What to do:
Return all lines below containing the word "Derwent".
--- start of Records to process ---
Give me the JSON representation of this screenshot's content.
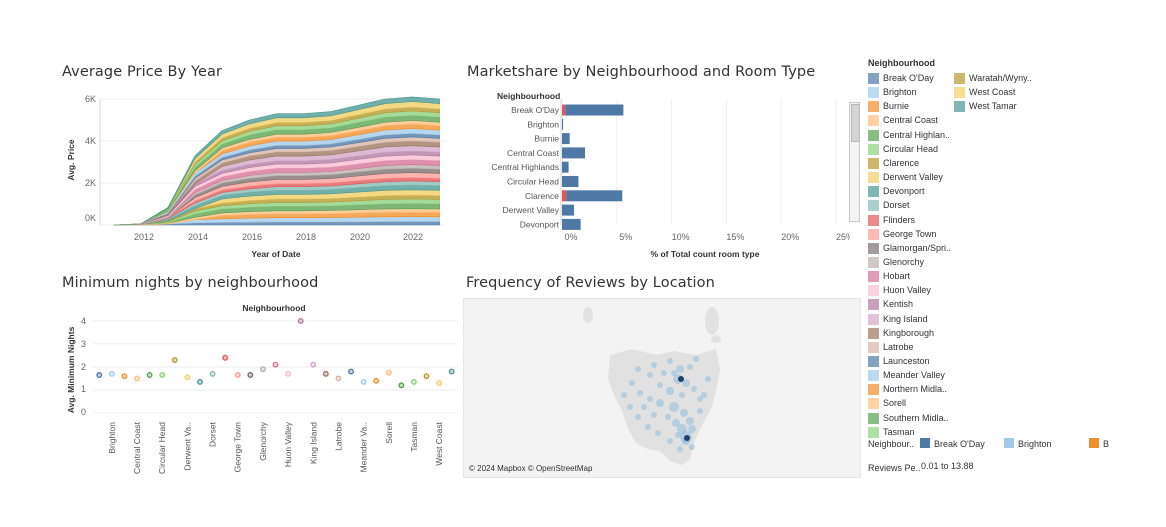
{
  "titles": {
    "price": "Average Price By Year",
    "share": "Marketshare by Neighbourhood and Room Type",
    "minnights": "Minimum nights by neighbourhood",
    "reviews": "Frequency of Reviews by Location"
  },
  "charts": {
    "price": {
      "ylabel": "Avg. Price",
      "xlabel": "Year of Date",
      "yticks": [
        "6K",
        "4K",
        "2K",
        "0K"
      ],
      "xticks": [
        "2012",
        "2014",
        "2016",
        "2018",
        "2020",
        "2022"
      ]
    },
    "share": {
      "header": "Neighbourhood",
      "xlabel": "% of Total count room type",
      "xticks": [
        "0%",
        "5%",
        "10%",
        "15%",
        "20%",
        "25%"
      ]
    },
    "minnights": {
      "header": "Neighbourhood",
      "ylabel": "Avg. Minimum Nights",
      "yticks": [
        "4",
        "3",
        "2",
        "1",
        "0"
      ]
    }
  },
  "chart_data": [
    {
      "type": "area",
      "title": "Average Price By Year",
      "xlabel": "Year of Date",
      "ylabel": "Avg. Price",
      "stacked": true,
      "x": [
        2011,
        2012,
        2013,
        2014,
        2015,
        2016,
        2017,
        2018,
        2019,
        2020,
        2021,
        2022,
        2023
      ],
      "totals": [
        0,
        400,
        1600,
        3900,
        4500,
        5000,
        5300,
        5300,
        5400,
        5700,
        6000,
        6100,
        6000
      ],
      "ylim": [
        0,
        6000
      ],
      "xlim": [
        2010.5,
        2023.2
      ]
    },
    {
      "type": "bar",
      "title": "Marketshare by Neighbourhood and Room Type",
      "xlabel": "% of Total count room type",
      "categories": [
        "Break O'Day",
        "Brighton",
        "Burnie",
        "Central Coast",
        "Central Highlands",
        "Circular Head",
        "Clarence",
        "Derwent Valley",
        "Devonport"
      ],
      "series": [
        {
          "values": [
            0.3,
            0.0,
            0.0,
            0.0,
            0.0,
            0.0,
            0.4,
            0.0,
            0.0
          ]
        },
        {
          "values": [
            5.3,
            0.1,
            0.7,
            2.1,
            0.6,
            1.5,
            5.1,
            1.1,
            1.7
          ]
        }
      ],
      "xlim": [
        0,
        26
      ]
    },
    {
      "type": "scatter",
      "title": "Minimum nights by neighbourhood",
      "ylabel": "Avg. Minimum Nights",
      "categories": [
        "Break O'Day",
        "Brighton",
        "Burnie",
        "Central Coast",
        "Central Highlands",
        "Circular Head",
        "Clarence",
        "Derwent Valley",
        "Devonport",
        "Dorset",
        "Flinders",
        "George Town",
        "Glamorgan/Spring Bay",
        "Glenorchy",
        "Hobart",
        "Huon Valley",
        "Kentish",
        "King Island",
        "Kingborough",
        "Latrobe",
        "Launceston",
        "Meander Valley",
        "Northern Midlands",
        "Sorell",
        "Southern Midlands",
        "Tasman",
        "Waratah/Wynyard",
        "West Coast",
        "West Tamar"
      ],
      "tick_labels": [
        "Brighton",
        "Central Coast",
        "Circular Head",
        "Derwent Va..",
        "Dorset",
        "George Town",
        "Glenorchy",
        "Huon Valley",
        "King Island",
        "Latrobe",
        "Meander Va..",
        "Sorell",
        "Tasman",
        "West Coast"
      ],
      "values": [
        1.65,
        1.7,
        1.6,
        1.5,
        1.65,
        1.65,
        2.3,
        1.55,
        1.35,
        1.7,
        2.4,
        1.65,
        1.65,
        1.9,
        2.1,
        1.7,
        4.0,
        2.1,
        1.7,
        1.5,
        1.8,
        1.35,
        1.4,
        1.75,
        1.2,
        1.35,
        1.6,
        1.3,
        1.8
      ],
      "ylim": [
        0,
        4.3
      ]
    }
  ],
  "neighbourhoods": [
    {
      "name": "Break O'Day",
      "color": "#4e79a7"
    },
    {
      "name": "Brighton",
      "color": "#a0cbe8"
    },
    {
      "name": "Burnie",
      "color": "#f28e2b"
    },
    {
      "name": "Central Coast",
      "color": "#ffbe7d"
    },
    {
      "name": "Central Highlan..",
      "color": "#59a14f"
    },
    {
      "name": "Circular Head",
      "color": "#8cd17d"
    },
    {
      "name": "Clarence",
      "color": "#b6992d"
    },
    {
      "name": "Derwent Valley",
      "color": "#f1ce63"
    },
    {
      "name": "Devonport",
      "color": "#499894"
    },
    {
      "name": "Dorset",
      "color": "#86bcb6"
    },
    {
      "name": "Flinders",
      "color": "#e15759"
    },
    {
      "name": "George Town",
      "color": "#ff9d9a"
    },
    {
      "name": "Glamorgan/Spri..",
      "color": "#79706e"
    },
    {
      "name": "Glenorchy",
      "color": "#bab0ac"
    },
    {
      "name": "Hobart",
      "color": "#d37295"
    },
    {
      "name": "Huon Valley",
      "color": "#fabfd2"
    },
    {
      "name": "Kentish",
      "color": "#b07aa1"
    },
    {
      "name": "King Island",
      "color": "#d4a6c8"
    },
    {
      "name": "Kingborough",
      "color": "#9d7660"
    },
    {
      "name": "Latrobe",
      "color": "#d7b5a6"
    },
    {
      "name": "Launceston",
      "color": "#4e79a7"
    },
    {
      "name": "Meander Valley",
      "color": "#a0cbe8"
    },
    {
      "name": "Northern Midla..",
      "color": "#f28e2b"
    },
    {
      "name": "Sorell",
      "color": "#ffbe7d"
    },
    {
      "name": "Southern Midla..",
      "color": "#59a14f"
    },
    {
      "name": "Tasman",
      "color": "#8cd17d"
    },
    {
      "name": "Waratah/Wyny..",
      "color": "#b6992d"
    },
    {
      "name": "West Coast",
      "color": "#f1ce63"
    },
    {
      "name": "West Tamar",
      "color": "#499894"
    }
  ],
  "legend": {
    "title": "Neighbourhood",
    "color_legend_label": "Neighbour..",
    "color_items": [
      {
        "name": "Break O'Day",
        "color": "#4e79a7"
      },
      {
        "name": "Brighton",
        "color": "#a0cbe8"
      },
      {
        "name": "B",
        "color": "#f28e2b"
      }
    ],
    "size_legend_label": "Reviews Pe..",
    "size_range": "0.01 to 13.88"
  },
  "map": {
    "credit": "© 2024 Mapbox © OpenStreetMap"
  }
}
--- end of Records to process ---
--- start of Records to process ---
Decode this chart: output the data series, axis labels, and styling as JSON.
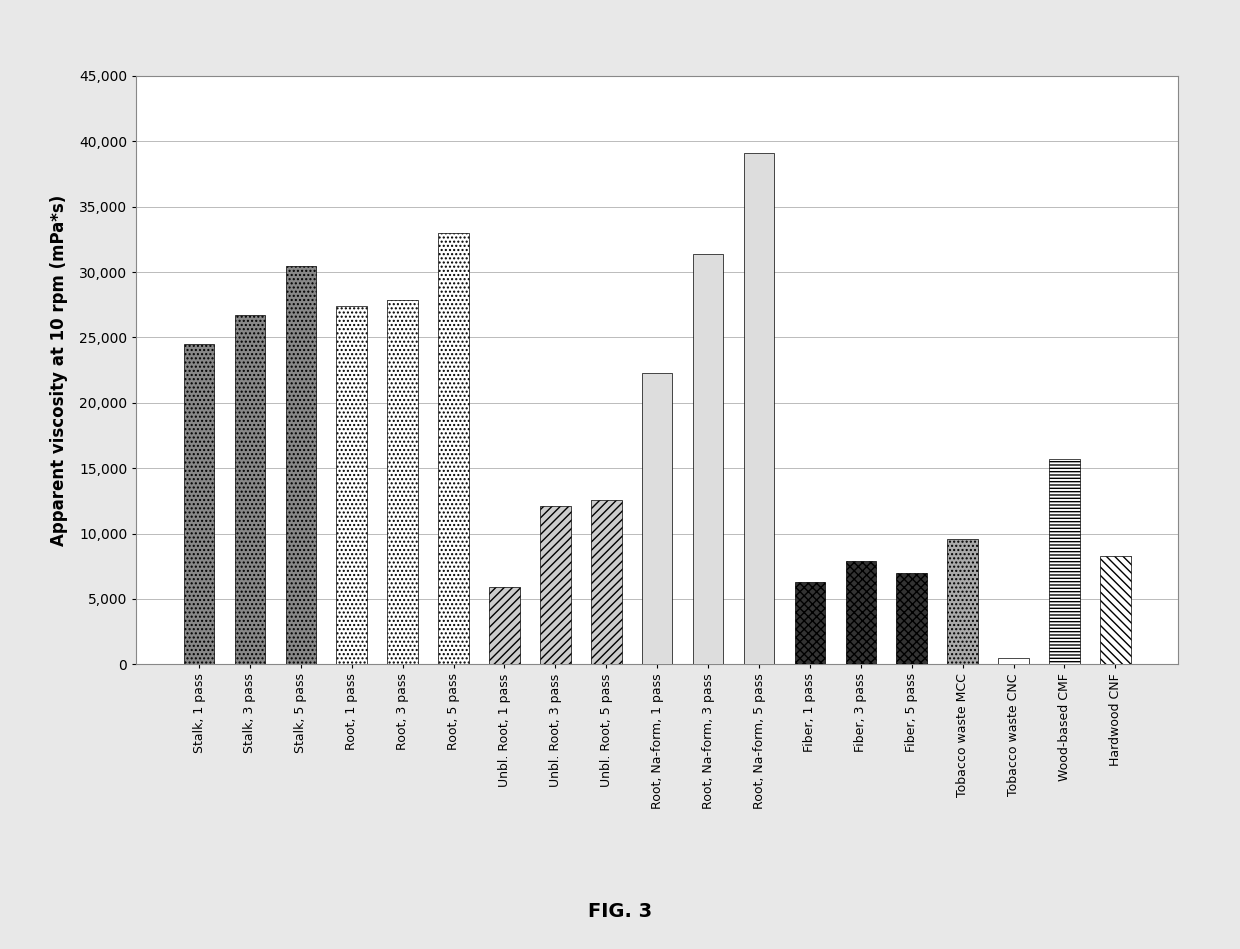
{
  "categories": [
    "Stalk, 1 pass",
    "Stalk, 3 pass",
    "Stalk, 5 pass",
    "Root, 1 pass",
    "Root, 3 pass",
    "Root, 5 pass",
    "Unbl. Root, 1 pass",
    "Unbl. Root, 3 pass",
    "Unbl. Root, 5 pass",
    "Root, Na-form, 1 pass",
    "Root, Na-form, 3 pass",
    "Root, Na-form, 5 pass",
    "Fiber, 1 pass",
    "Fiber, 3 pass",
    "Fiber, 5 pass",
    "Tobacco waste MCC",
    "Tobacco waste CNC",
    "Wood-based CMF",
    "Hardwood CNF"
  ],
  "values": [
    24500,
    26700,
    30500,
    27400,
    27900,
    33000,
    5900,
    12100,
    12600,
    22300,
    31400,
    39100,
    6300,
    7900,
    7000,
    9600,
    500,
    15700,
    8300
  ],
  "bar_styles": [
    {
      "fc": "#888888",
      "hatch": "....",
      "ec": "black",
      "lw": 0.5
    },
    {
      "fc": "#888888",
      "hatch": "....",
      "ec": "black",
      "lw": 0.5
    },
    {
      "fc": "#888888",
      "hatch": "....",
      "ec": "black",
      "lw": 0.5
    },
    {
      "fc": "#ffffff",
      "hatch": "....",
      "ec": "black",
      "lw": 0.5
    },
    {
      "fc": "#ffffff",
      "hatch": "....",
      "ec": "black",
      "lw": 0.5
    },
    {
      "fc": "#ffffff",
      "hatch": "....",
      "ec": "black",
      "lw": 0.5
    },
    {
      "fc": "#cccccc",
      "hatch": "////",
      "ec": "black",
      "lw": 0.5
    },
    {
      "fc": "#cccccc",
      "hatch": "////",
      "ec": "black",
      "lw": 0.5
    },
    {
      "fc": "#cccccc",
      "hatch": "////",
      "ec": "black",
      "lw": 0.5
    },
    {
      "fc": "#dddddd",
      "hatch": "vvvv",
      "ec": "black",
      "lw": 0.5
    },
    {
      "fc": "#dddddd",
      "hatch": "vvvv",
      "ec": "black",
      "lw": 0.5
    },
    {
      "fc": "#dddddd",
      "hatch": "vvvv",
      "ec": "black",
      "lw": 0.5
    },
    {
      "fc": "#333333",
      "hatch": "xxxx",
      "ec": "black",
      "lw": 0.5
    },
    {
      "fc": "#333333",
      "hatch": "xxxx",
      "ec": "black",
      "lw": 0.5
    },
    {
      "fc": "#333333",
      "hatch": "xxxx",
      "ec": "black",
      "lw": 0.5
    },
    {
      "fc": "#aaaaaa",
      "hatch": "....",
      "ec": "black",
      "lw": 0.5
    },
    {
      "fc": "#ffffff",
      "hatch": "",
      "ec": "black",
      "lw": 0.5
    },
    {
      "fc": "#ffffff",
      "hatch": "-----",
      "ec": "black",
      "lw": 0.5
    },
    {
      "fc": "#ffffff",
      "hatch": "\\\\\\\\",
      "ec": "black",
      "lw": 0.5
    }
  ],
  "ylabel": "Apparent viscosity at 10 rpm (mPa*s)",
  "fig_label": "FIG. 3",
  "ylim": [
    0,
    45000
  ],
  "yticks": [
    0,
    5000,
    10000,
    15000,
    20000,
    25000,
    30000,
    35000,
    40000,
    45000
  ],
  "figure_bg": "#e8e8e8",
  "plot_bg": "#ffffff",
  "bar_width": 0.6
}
--- end of Records to process ---
Written solution:
        "Derwent Valley",
        "Derwent Valley",
        "Derwent Va..",
      "name": "Derwent Valley",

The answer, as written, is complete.